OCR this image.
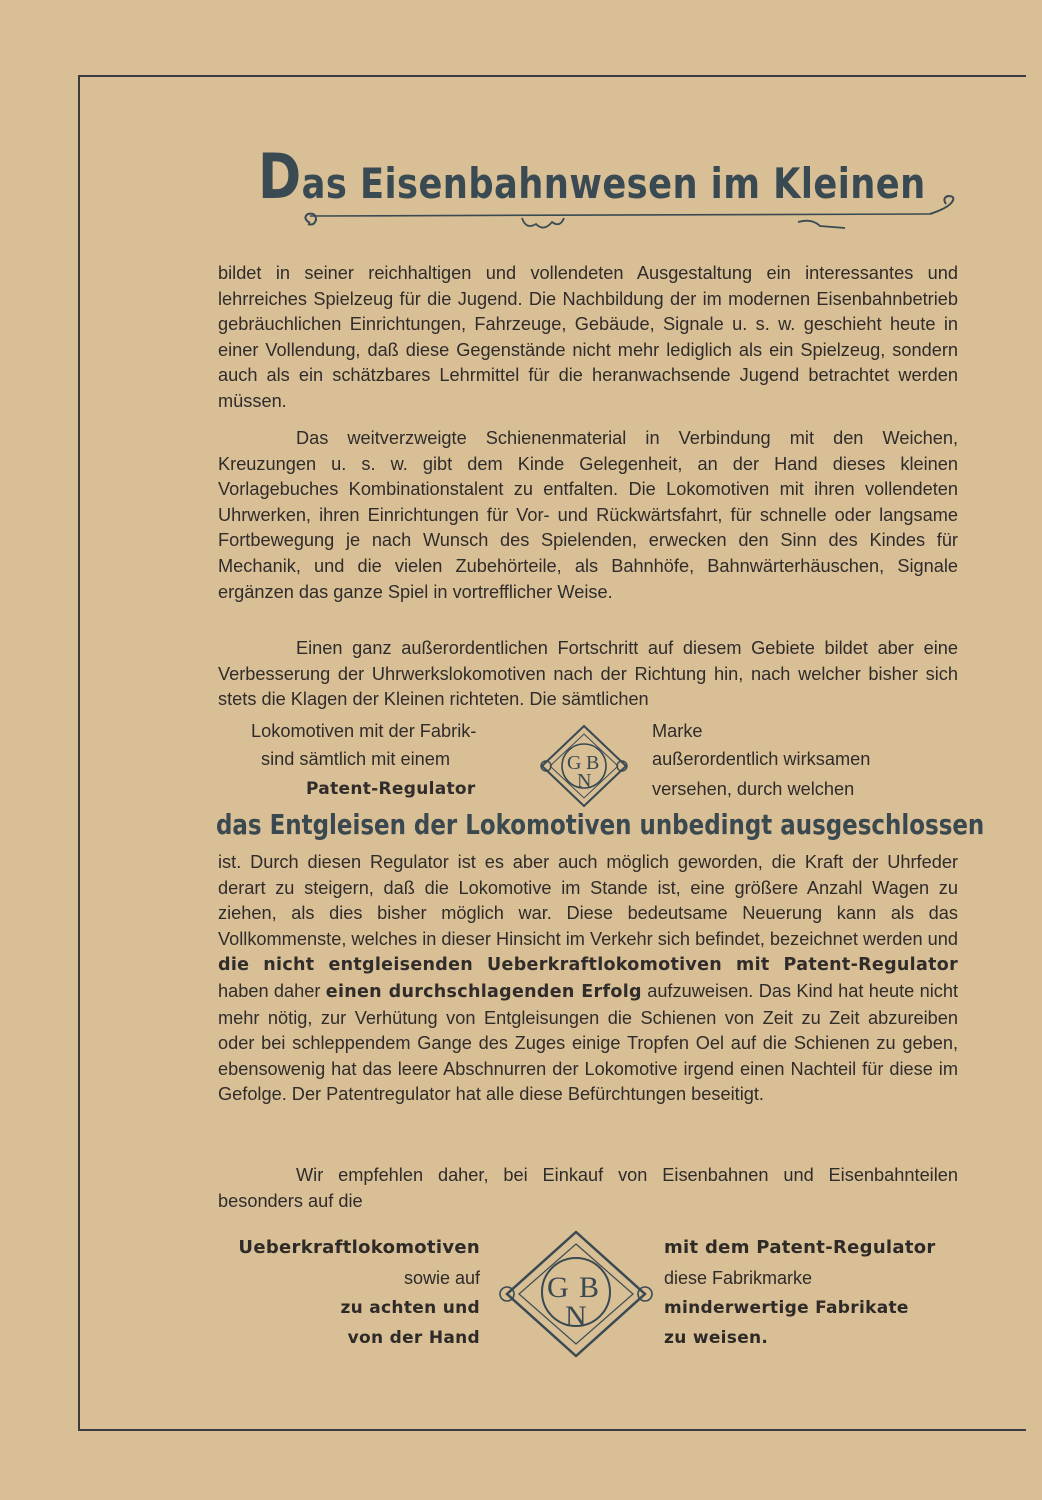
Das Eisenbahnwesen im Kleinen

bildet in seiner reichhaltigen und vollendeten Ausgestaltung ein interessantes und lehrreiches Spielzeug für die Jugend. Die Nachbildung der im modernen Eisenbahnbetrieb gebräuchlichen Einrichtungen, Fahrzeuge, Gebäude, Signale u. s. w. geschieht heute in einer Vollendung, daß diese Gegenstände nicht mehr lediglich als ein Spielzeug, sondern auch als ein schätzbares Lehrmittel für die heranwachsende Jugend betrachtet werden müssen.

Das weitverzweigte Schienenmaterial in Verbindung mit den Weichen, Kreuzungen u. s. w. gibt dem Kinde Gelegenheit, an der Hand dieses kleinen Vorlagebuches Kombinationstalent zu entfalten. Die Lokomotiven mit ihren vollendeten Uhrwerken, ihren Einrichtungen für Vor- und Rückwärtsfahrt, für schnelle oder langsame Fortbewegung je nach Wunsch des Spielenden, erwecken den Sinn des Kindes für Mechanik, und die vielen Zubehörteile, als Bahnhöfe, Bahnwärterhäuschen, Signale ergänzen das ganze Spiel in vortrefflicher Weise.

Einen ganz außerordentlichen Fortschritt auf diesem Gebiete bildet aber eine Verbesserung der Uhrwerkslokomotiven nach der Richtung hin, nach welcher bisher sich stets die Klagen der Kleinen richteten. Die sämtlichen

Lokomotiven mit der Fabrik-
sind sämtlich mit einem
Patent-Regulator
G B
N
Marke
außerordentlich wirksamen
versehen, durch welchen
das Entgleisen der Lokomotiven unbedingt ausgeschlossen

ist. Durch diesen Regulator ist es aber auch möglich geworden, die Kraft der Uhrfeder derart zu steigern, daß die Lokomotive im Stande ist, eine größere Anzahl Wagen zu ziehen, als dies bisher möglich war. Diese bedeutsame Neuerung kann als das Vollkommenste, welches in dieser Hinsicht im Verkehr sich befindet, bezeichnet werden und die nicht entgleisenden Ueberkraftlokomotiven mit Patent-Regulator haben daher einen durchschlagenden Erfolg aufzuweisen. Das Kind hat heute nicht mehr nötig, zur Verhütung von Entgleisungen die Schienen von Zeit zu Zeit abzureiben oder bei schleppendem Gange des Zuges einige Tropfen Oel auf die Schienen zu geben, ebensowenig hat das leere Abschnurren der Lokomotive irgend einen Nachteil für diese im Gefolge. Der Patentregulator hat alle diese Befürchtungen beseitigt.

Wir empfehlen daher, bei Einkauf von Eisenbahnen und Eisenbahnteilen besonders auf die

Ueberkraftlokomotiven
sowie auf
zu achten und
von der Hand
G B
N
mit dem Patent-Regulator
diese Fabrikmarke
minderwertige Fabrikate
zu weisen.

★ ★ ★ ★

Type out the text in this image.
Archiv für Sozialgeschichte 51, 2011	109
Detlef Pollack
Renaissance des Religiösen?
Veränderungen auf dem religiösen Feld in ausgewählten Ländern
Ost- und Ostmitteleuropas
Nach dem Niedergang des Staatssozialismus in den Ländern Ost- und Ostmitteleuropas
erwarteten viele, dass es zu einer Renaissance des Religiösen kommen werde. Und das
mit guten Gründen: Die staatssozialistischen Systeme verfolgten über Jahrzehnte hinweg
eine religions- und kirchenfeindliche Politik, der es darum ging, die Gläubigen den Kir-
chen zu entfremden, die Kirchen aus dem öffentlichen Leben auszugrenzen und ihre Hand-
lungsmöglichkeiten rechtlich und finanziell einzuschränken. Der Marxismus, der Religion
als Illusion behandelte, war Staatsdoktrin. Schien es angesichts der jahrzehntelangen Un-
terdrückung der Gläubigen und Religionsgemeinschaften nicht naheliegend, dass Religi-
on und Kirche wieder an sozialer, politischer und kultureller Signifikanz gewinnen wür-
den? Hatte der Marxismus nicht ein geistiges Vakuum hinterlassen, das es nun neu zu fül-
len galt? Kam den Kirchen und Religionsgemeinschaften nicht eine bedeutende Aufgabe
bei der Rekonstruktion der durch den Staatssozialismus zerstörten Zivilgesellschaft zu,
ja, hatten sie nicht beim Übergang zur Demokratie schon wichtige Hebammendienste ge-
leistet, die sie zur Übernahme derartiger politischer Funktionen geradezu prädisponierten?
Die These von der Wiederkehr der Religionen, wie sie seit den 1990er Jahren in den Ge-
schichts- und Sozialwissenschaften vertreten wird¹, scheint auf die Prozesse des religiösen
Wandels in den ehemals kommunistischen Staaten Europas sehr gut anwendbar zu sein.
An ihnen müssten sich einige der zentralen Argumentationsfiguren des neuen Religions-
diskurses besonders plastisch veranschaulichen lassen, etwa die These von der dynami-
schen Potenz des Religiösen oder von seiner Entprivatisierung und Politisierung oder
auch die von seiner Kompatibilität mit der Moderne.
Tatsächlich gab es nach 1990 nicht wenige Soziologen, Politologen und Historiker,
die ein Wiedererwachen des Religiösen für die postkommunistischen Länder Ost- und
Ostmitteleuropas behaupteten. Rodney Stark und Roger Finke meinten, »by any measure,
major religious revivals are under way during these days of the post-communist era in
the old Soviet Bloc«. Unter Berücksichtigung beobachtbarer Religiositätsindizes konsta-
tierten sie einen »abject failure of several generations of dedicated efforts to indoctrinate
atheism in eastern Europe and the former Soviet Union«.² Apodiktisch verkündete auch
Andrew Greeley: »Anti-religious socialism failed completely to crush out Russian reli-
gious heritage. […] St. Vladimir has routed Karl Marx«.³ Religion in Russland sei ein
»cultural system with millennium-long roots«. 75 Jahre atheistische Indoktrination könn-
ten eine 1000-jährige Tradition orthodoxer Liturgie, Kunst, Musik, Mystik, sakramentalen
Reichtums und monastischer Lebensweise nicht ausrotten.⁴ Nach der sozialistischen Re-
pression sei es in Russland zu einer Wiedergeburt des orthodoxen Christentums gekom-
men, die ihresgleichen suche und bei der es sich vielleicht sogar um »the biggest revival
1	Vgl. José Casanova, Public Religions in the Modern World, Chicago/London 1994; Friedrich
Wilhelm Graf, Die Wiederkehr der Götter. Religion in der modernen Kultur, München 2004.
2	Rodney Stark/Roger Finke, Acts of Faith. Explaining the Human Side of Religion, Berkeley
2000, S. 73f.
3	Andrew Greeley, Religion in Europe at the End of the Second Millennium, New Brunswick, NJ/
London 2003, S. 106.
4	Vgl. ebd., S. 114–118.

★ ★ ★ ★

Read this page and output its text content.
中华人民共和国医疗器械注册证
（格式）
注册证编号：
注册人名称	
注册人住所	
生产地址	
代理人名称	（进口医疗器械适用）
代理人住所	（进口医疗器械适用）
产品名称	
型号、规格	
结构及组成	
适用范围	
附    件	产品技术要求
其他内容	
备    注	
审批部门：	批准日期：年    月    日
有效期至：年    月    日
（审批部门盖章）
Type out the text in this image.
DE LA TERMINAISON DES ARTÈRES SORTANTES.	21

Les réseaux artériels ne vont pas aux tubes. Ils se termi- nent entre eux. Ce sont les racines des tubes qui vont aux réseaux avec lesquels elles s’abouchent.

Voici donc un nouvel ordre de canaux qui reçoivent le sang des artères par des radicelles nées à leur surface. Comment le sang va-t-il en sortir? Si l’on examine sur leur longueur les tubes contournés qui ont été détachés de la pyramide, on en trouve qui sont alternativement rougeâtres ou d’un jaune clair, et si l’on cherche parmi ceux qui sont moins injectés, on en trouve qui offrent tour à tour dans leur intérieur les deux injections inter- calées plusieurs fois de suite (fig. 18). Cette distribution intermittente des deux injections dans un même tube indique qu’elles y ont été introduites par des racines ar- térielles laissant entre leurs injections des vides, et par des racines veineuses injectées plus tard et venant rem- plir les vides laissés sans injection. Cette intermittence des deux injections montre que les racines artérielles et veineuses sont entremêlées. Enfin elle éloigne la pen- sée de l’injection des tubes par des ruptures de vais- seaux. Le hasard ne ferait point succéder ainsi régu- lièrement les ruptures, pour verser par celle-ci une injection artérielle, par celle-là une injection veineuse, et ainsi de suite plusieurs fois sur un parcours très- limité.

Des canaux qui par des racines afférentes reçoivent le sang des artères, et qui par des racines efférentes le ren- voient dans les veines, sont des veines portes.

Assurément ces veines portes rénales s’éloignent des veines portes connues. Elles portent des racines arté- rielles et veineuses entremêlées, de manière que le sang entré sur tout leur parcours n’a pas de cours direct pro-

★ ★ ★ ★

▶ **SET PROBLEM**: Extract all lines from the material above that include the word "Soviet".

▶ **OUTPUT FOR THIS EXERCISE**:
the old Soviet Bloc«. Unter Berücksichtigung beobachtbarer Religiositätsindizes konsta-
atheism in eastern Europe and the former Soviet Union«.² Apodiktisch verkündete auch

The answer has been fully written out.